Record set:

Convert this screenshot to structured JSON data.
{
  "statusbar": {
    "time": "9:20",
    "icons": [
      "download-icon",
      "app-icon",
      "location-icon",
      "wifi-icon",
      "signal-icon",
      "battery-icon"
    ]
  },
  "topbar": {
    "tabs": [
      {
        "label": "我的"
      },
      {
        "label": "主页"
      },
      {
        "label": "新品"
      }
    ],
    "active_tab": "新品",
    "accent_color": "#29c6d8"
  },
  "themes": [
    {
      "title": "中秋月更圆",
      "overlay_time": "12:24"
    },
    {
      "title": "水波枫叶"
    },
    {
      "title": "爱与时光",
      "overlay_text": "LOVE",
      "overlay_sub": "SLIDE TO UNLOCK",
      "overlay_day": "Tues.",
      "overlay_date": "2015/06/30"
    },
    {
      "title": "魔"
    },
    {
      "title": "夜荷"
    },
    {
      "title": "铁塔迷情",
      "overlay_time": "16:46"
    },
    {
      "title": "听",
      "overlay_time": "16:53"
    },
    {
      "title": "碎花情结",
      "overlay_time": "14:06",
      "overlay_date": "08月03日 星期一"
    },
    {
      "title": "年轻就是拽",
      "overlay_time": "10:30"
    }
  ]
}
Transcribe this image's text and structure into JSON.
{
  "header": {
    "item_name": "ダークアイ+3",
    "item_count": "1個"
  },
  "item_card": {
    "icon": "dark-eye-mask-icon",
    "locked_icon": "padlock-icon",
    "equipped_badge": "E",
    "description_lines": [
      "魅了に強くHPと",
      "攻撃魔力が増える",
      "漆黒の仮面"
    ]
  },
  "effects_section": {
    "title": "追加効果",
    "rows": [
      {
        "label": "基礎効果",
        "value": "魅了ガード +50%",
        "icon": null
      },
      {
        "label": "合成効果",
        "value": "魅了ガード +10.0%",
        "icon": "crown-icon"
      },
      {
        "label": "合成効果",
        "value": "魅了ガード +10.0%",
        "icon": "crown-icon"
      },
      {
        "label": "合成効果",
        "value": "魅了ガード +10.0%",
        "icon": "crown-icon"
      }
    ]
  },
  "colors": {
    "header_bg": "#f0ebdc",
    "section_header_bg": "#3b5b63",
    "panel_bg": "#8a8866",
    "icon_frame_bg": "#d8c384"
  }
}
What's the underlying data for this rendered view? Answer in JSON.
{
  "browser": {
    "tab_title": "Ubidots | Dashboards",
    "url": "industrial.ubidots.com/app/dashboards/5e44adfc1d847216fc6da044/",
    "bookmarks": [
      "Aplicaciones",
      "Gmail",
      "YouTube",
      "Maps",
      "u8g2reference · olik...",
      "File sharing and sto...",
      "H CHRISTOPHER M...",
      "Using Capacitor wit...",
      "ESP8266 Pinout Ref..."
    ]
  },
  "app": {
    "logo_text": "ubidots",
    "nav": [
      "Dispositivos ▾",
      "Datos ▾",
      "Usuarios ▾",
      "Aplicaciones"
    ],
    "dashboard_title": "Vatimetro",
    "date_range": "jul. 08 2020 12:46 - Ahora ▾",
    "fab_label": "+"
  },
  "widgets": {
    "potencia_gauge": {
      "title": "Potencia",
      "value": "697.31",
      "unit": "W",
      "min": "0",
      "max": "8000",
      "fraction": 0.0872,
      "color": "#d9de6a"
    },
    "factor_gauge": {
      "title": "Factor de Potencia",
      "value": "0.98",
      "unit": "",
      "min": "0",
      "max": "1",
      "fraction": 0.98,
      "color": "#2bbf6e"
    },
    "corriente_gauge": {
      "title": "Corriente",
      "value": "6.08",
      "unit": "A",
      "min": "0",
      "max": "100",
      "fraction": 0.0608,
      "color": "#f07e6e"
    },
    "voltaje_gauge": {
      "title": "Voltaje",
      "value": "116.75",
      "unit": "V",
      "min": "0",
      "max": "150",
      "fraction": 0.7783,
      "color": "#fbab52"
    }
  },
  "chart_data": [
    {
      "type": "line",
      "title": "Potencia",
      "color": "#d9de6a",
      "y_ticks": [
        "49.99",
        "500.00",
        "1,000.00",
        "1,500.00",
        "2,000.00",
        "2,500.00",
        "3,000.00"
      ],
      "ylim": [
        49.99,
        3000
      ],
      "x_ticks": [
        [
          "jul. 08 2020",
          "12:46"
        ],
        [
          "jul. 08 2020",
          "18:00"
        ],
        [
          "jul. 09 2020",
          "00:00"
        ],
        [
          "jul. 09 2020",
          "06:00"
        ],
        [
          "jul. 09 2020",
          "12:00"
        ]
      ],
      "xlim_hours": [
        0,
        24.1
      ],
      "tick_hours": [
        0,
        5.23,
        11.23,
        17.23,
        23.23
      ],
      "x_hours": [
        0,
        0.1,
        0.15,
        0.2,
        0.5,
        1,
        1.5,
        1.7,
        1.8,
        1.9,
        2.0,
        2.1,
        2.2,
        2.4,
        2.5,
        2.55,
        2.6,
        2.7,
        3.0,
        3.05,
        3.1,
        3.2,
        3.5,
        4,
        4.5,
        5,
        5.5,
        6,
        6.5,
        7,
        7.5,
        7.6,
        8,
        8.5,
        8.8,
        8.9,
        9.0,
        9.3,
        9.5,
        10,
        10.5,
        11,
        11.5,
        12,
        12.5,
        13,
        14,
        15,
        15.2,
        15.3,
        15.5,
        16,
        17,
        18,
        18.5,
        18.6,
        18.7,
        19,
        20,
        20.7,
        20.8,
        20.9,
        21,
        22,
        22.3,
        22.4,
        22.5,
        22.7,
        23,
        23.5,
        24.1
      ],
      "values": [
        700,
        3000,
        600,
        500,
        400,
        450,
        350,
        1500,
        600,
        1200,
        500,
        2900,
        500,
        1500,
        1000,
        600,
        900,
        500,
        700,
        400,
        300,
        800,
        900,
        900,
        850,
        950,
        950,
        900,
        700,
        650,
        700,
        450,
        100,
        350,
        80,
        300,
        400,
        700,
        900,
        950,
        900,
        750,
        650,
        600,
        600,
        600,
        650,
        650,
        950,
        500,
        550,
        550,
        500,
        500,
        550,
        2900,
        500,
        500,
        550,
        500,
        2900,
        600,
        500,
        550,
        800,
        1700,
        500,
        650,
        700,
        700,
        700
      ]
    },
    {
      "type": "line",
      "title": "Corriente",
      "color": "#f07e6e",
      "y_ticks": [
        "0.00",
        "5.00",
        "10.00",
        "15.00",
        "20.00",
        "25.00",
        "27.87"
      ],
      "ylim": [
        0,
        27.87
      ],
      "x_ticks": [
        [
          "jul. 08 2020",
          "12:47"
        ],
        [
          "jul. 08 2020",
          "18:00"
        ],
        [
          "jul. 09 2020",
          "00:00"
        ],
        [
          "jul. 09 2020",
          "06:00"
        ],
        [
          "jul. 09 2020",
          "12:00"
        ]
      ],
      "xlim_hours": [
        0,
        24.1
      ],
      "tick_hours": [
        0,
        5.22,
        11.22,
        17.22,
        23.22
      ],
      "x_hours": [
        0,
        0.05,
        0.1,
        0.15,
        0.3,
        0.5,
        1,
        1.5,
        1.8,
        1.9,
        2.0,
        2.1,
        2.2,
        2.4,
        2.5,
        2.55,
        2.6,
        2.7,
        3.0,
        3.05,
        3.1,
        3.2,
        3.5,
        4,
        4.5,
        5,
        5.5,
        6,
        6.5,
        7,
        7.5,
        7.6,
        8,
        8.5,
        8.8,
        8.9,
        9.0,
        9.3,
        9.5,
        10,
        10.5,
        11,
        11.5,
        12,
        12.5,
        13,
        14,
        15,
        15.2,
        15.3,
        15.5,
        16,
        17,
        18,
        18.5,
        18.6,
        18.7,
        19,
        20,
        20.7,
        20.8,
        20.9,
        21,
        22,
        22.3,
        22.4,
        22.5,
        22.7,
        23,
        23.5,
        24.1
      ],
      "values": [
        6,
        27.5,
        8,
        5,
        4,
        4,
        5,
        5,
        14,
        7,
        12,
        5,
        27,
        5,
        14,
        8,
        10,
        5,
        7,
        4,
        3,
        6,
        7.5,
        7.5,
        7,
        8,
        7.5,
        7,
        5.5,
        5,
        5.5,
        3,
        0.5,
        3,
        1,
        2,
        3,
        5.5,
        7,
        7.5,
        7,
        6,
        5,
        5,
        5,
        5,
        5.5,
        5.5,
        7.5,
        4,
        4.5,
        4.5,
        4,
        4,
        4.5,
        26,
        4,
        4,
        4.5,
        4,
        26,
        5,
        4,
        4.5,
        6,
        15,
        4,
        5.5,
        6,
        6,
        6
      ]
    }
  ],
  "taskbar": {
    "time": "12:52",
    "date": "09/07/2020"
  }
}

Required task: Copy every line of the records above that contains "fraction".

Task solution:
      "fraction": 0.0872,
      "fraction": 0.98,
      "fraction": 0.0608,
      "fraction": 0.7783,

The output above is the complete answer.